---------- Provided data ----------

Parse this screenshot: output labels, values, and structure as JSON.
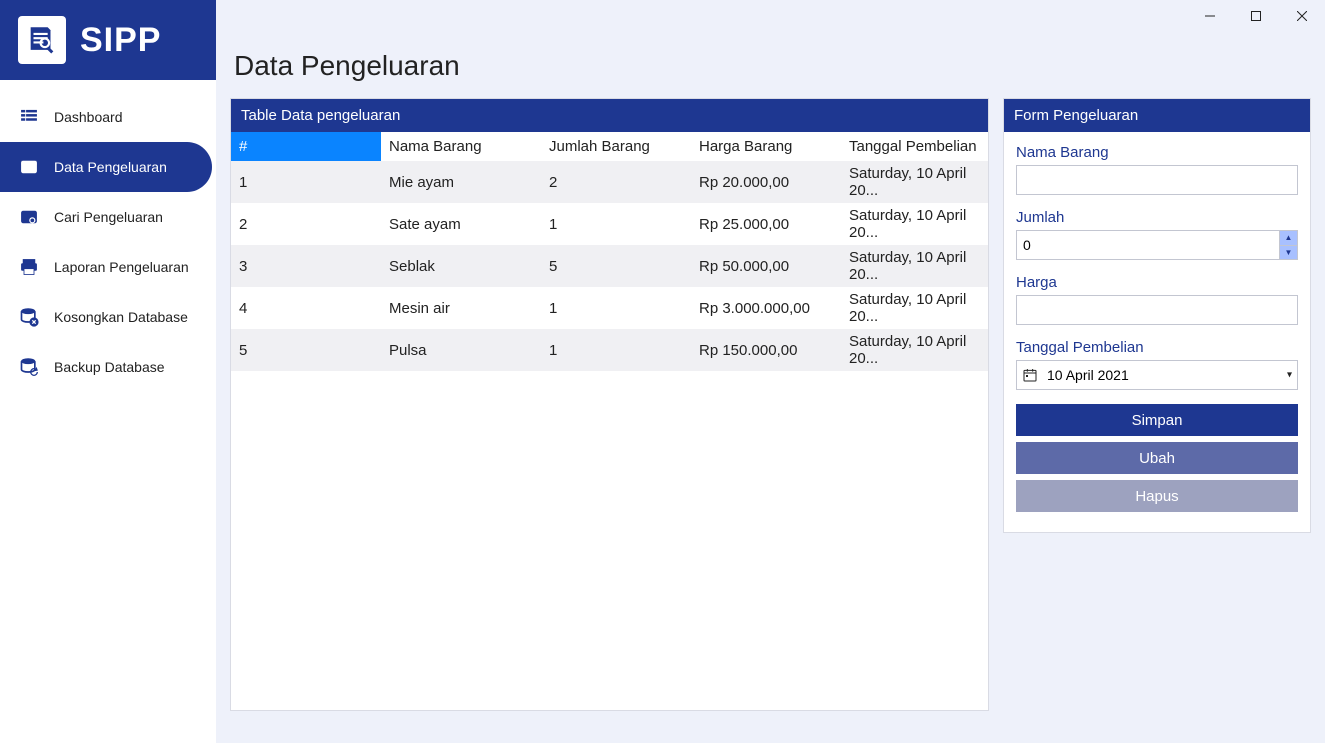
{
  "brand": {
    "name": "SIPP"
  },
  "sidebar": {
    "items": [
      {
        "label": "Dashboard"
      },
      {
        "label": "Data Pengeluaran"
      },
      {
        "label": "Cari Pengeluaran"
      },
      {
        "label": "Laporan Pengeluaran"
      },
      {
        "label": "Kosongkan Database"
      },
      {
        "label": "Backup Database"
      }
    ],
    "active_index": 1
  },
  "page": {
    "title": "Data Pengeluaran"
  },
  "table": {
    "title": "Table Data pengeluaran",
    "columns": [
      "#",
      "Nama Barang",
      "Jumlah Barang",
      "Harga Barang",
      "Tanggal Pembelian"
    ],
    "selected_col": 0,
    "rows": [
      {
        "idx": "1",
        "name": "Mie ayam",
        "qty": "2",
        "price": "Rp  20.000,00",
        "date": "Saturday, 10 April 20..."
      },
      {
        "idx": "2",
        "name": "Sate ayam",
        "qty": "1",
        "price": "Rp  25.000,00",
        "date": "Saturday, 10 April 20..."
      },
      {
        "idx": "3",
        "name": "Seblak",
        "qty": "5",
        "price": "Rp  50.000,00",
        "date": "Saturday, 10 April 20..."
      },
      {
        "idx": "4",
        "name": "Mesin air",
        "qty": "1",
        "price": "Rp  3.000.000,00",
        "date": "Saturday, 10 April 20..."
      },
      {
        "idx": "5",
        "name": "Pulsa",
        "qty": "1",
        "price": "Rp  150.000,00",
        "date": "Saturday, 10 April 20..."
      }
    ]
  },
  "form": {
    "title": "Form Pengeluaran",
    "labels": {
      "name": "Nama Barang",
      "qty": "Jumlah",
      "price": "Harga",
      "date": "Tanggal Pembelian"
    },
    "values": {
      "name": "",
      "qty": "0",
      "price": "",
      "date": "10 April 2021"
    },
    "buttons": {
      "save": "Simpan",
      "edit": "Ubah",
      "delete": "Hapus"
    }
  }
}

----------
---------- Provided data ----------

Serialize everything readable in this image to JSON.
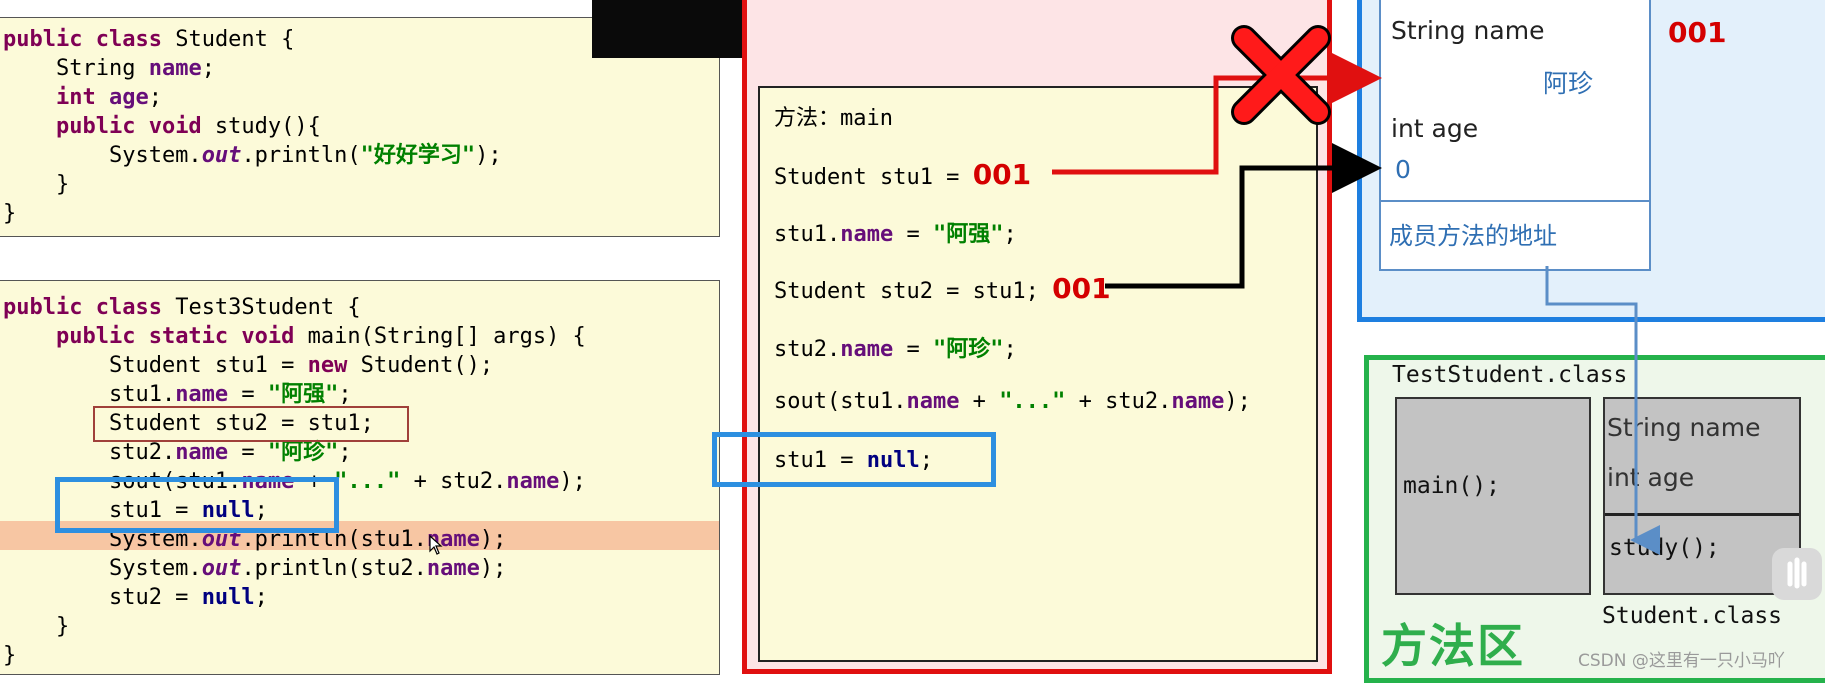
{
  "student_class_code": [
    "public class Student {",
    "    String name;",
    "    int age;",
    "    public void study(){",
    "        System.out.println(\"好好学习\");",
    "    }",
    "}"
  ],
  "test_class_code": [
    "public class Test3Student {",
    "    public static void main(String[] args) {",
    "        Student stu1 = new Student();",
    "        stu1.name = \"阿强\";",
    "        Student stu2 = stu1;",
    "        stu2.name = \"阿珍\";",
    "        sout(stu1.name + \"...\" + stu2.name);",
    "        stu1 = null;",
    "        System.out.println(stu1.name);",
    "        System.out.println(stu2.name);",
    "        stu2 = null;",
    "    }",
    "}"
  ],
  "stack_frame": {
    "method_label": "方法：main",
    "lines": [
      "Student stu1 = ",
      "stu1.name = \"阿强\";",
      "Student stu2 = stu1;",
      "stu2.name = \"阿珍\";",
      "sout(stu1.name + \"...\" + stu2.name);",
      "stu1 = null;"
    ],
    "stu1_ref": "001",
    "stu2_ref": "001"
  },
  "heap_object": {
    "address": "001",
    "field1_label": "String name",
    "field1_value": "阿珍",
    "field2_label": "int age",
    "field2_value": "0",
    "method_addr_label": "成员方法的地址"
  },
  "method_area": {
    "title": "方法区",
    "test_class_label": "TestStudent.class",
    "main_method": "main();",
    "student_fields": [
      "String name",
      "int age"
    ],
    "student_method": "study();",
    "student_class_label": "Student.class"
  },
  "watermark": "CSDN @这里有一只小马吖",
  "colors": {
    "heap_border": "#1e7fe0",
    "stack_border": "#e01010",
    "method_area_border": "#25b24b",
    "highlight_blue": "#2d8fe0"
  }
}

----------

In the records above, locate the lines holding the word "sout". Copy each of them.

    "        sout(stu1.name + \"...\" + stu2.name);",
      "sout(stu1.name + \"...\" + stu2.name);",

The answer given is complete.